* Instruction: Using the data beneath, show every line that includes the word "values".

[Collected data]

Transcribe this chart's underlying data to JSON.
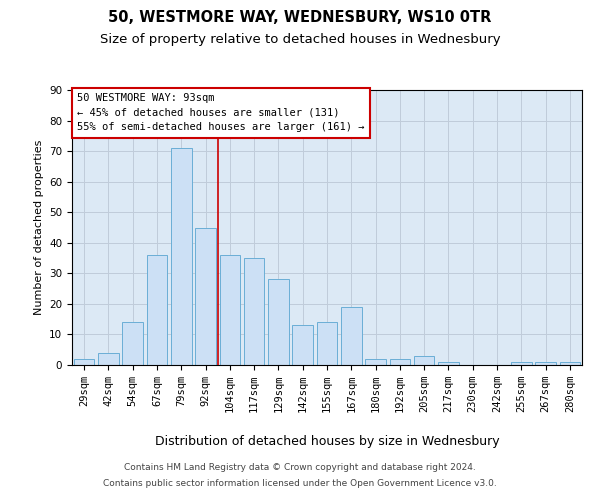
{
  "title": "50, WESTMORE WAY, WEDNESBURY, WS10 0TR",
  "subtitle": "Size of property relative to detached houses in Wednesbury",
  "xlabel": "Distribution of detached houses by size in Wednesbury",
  "ylabel": "Number of detached properties",
  "categories": [
    "29sqm",
    "42sqm",
    "54sqm",
    "67sqm",
    "79sqm",
    "92sqm",
    "104sqm",
    "117sqm",
    "129sqm",
    "142sqm",
    "155sqm",
    "167sqm",
    "180sqm",
    "192sqm",
    "205sqm",
    "217sqm",
    "230sqm",
    "242sqm",
    "255sqm",
    "267sqm",
    "280sqm"
  ],
  "values": [
    2,
    4,
    14,
    36,
    71,
    45,
    36,
    35,
    28,
    13,
    14,
    19,
    2,
    2,
    3,
    1,
    0,
    0,
    1,
    1,
    1
  ],
  "bar_color": "#cce0f5",
  "bar_edge_color": "#6aaed6",
  "bar_width": 0.85,
  "vline_x": 5.5,
  "vline_color": "#cc0000",
  "ylim": [
    0,
    90
  ],
  "yticks": [
    0,
    10,
    20,
    30,
    40,
    50,
    60,
    70,
    80,
    90
  ],
  "background_color": "#ffffff",
  "plot_bg_color": "#dce9f5",
  "grid_color": "#c0ccda",
  "annotation_text": "50 WESTMORE WAY: 93sqm\n← 45% of detached houses are smaller (131)\n55% of semi-detached houses are larger (161) →",
  "ann_edge_color": "#cc0000",
  "ann_face_color": "#ffffff",
  "ann_fontsize": 7.5,
  "footer_line1": "Contains HM Land Registry data © Crown copyright and database right 2024.",
  "footer_line2": "Contains public sector information licensed under the Open Government Licence v3.0.",
  "title_fontsize": 10.5,
  "subtitle_fontsize": 9.5,
  "xlabel_fontsize": 9,
  "ylabel_fontsize": 8,
  "tick_fontsize": 7.5,
  "footer_fontsize": 6.5
}
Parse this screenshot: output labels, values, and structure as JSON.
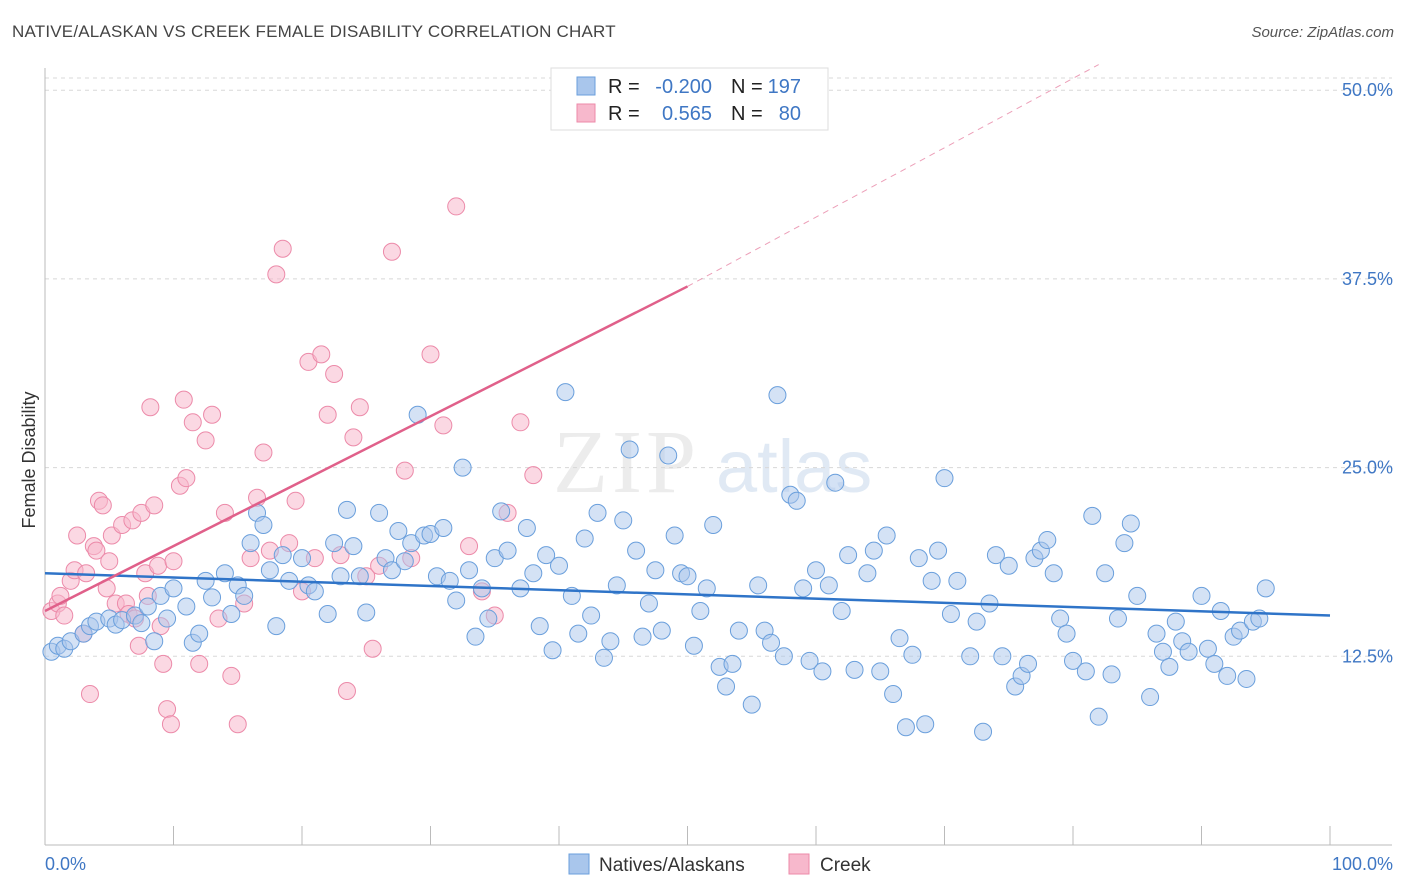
{
  "title": "NATIVE/ALASKAN VS CREEK FEMALE DISABILITY CORRELATION CHART",
  "source": "Source: ZipAtlas.com",
  "watermark": "ZIPatlas",
  "colors": {
    "blue_fill": "#a9c6ec",
    "blue_stroke": "#6a9fdc",
    "blue_line": "#2f74c8",
    "pink_fill": "#f7b8cc",
    "pink_stroke": "#ec8aa9",
    "pink_line": "#e0608a",
    "grid": "#d8d8d8",
    "tick_text": "#3f77c4"
  },
  "legend": {
    "r_label": "R =",
    "n_label": "N =",
    "rows": [
      {
        "series": "Natives/Alaskans",
        "r": "-0.200",
        "n": "197"
      },
      {
        "series": "Creek",
        "r": "0.565",
        "n": "80"
      }
    ]
  },
  "chart_data": {
    "type": "scatter",
    "title": "NATIVE/ALASKAN VS CREEK FEMALE DISABILITY CORRELATION CHART",
    "xlabel": "",
    "ylabel": "Female Disability",
    "xlim": [
      0,
      100
    ],
    "ylim": [
      0,
      52
    ],
    "x_tick_labels": [
      "0.0%",
      "100.0%"
    ],
    "y_ticks": [
      12.5,
      25.0,
      37.5,
      50.0
    ],
    "y_tick_labels": [
      "12.5%",
      "25.0%",
      "37.5%",
      "50.0%"
    ],
    "grid": "horizontal dashed",
    "legend_position": "top-center",
    "series": [
      {
        "name": "Natives/Alaskans",
        "color": "#6a9fdc",
        "trend": {
          "x0": 0,
          "y0": 18.0,
          "x1": 100,
          "y1": 15.2
        },
        "points": [
          [
            0.5,
            12.8
          ],
          [
            1,
            13.2
          ],
          [
            1.5,
            13.0
          ],
          [
            2,
            13.5
          ],
          [
            3,
            14.0
          ],
          [
            3.5,
            14.5
          ],
          [
            4,
            14.8
          ],
          [
            5,
            15.0
          ],
          [
            5.5,
            14.6
          ],
          [
            6,
            14.9
          ],
          [
            7,
            15.2
          ],
          [
            7.5,
            14.7
          ],
          [
            8,
            15.8
          ],
          [
            8.5,
            13.5
          ],
          [
            9,
            16.5
          ],
          [
            9.5,
            15.0
          ],
          [
            10,
            17.0
          ],
          [
            11,
            15.8
          ],
          [
            11.5,
            13.4
          ],
          [
            12,
            14.0
          ],
          [
            12.5,
            17.5
          ],
          [
            13,
            16.4
          ],
          [
            14,
            18.0
          ],
          [
            14.5,
            15.3
          ],
          [
            15,
            17.2
          ],
          [
            15.5,
            16.5
          ],
          [
            16,
            20.0
          ],
          [
            16.5,
            22.0
          ],
          [
            17,
            21.2
          ],
          [
            17.5,
            18.2
          ],
          [
            18,
            14.5
          ],
          [
            18.5,
            19.2
          ],
          [
            19,
            17.5
          ],
          [
            20,
            19.0
          ],
          [
            20.5,
            17.2
          ],
          [
            21,
            16.8
          ],
          [
            22,
            15.3
          ],
          [
            22.5,
            20.0
          ],
          [
            23,
            17.8
          ],
          [
            23.5,
            22.2
          ],
          [
            24,
            19.8
          ],
          [
            24.5,
            17.8
          ],
          [
            25,
            15.4
          ],
          [
            26,
            22.0
          ],
          [
            26.5,
            19.0
          ],
          [
            27,
            18.2
          ],
          [
            27.5,
            20.8
          ],
          [
            28,
            18.8
          ],
          [
            28.5,
            20.0
          ],
          [
            29,
            28.5
          ],
          [
            29.5,
            20.5
          ],
          [
            30,
            20.6
          ],
          [
            30.5,
            17.8
          ],
          [
            31,
            21.0
          ],
          [
            31.5,
            17.5
          ],
          [
            32,
            16.2
          ],
          [
            32.5,
            25.0
          ],
          [
            33,
            18.2
          ],
          [
            33.5,
            13.8
          ],
          [
            34,
            17.0
          ],
          [
            34.5,
            15.0
          ],
          [
            35,
            19.0
          ],
          [
            35.5,
            22.1
          ],
          [
            36,
            19.5
          ],
          [
            37,
            17.0
          ],
          [
            37.5,
            21.0
          ],
          [
            38,
            18.0
          ],
          [
            38.5,
            14.5
          ],
          [
            39,
            19.2
          ],
          [
            39.5,
            12.9
          ],
          [
            40,
            18.5
          ],
          [
            40.5,
            30.0
          ],
          [
            41,
            16.5
          ],
          [
            41.5,
            14.0
          ],
          [
            42,
            20.3
          ],
          [
            42.5,
            15.2
          ],
          [
            43,
            22.0
          ],
          [
            43.5,
            12.4
          ],
          [
            44,
            13.5
          ],
          [
            44.5,
            17.2
          ],
          [
            45,
            21.5
          ],
          [
            45.5,
            26.2
          ],
          [
            46,
            19.5
          ],
          [
            46.5,
            13.8
          ],
          [
            47,
            16.0
          ],
          [
            47.5,
            18.2
          ],
          [
            48,
            14.2
          ],
          [
            48.5,
            25.8
          ],
          [
            49,
            20.5
          ],
          [
            49.5,
            18.0
          ],
          [
            50,
            17.8
          ],
          [
            50.5,
            13.2
          ],
          [
            51,
            15.5
          ],
          [
            51.5,
            17.0
          ],
          [
            52,
            21.2
          ],
          [
            52.5,
            11.8
          ],
          [
            53,
            10.5
          ],
          [
            53.5,
            12.0
          ],
          [
            54,
            14.2
          ],
          [
            55,
            9.3
          ],
          [
            55.5,
            17.2
          ],
          [
            56,
            14.2
          ],
          [
            56.5,
            13.4
          ],
          [
            57,
            29.8
          ],
          [
            57.5,
            12.5
          ],
          [
            58,
            23.2
          ],
          [
            58.5,
            22.8
          ],
          [
            59,
            17.0
          ],
          [
            59.5,
            12.2
          ],
          [
            60,
            18.2
          ],
          [
            60.5,
            11.5
          ],
          [
            61,
            17.2
          ],
          [
            61.5,
            24.0
          ],
          [
            62,
            15.5
          ],
          [
            62.5,
            19.2
          ],
          [
            63,
            11.6
          ],
          [
            64,
            18.0
          ],
          [
            64.5,
            19.5
          ],
          [
            65,
            11.5
          ],
          [
            65.5,
            20.5
          ],
          [
            66,
            10.0
          ],
          [
            66.5,
            13.7
          ],
          [
            67,
            7.8
          ],
          [
            67.5,
            12.6
          ],
          [
            68,
            19.0
          ],
          [
            68.5,
            8.0
          ],
          [
            69,
            17.5
          ],
          [
            69.5,
            19.5
          ],
          [
            70,
            24.3
          ],
          [
            70.5,
            15.3
          ],
          [
            71,
            17.5
          ],
          [
            72,
            12.5
          ],
          [
            72.5,
            14.8
          ],
          [
            73,
            7.5
          ],
          [
            73.5,
            16.0
          ],
          [
            74,
            19.2
          ],
          [
            74.5,
            12.5
          ],
          [
            75,
            18.5
          ],
          [
            75.5,
            10.5
          ],
          [
            76,
            11.2
          ],
          [
            76.5,
            12.0
          ],
          [
            77,
            19.0
          ],
          [
            77.5,
            19.5
          ],
          [
            78,
            20.2
          ],
          [
            78.5,
            18.0
          ],
          [
            79,
            15.0
          ],
          [
            79.5,
            14.0
          ],
          [
            80,
            12.2
          ],
          [
            81,
            11.5
          ],
          [
            81.5,
            21.8
          ],
          [
            82,
            8.5
          ],
          [
            82.5,
            18.0
          ],
          [
            83,
            11.3
          ],
          [
            83.5,
            15.0
          ],
          [
            84,
            20.0
          ],
          [
            84.5,
            21.3
          ],
          [
            85,
            16.5
          ],
          [
            86,
            9.8
          ],
          [
            86.5,
            14.0
          ],
          [
            87,
            12.8
          ],
          [
            87.5,
            11.8
          ],
          [
            88,
            14.8
          ],
          [
            88.5,
            13.5
          ],
          [
            89,
            12.8
          ],
          [
            90,
            16.5
          ],
          [
            90.5,
            13.0
          ],
          [
            91,
            12.0
          ],
          [
            91.5,
            15.5
          ],
          [
            92,
            11.2
          ],
          [
            92.5,
            13.8
          ],
          [
            93,
            14.2
          ],
          [
            93.5,
            11.0
          ],
          [
            94,
            14.8
          ],
          [
            94.5,
            15.0
          ],
          [
            95,
            17.0
          ]
        ]
      },
      {
        "name": "Creek",
        "color": "#ec8aa9",
        "trend": {
          "x0": 0,
          "y0": 15.5,
          "x1": 50,
          "y1": 37.0
        },
        "trend_dashed": {
          "x0": 50,
          "y0": 37.0,
          "x1": 82,
          "y1": 51.7
        },
        "points": [
          [
            0.5,
            15.5
          ],
          [
            1,
            16.0
          ],
          [
            1.2,
            16.5
          ],
          [
            1.5,
            15.2
          ],
          [
            2,
            17.5
          ],
          [
            2.3,
            18.2
          ],
          [
            2.5,
            20.5
          ],
          [
            3,
            14.0
          ],
          [
            3.2,
            18.0
          ],
          [
            3.5,
            10.0
          ],
          [
            3.8,
            19.8
          ],
          [
            4,
            19.5
          ],
          [
            4.2,
            22.8
          ],
          [
            4.5,
            22.5
          ],
          [
            4.8,
            17.0
          ],
          [
            5,
            18.8
          ],
          [
            5.2,
            20.5
          ],
          [
            5.5,
            16.0
          ],
          [
            6,
            21.2
          ],
          [
            6.3,
            16.0
          ],
          [
            6.5,
            15.3
          ],
          [
            6.8,
            21.5
          ],
          [
            7,
            15.0
          ],
          [
            7.3,
            13.2
          ],
          [
            7.5,
            22.0
          ],
          [
            7.8,
            18.0
          ],
          [
            8,
            16.5
          ],
          [
            8.2,
            29.0
          ],
          [
            8.5,
            22.5
          ],
          [
            8.8,
            18.5
          ],
          [
            9,
            14.5
          ],
          [
            9.2,
            12.0
          ],
          [
            9.5,
            9.0
          ],
          [
            9.8,
            8.0
          ],
          [
            10,
            18.8
          ],
          [
            10.5,
            23.8
          ],
          [
            10.8,
            29.5
          ],
          [
            11,
            24.3
          ],
          [
            11.5,
            28.0
          ],
          [
            12,
            12.0
          ],
          [
            12.5,
            26.8
          ],
          [
            13,
            28.5
          ],
          [
            13.5,
            15.0
          ],
          [
            14,
            22.0
          ],
          [
            14.5,
            11.2
          ],
          [
            15,
            8.0
          ],
          [
            15.5,
            16.0
          ],
          [
            16,
            19.0
          ],
          [
            16.5,
            23.0
          ],
          [
            17,
            26.0
          ],
          [
            17.5,
            19.5
          ],
          [
            18,
            37.8
          ],
          [
            18.5,
            39.5
          ],
          [
            19,
            20.0
          ],
          [
            19.5,
            22.8
          ],
          [
            20,
            16.8
          ],
          [
            20.5,
            32.0
          ],
          [
            21,
            19.0
          ],
          [
            21.5,
            32.5
          ],
          [
            22,
            28.5
          ],
          [
            22.5,
            31.2
          ],
          [
            23,
            19.2
          ],
          [
            23.5,
            10.2
          ],
          [
            24,
            27.0
          ],
          [
            24.5,
            29.0
          ],
          [
            25,
            17.8
          ],
          [
            25.5,
            13.0
          ],
          [
            26,
            18.5
          ],
          [
            27,
            39.3
          ],
          [
            28,
            24.8
          ],
          [
            28.5,
            19.0
          ],
          [
            30,
            32.5
          ],
          [
            31,
            27.8
          ],
          [
            32,
            42.3
          ],
          [
            33,
            19.8
          ],
          [
            34,
            16.8
          ],
          [
            35,
            15.2
          ],
          [
            36,
            22.0
          ],
          [
            37,
            28.0
          ],
          [
            38,
            24.5
          ]
        ]
      }
    ]
  }
}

* The solution:
  "values": [
Parse this screenshot: output labels, values, and structure as JSON.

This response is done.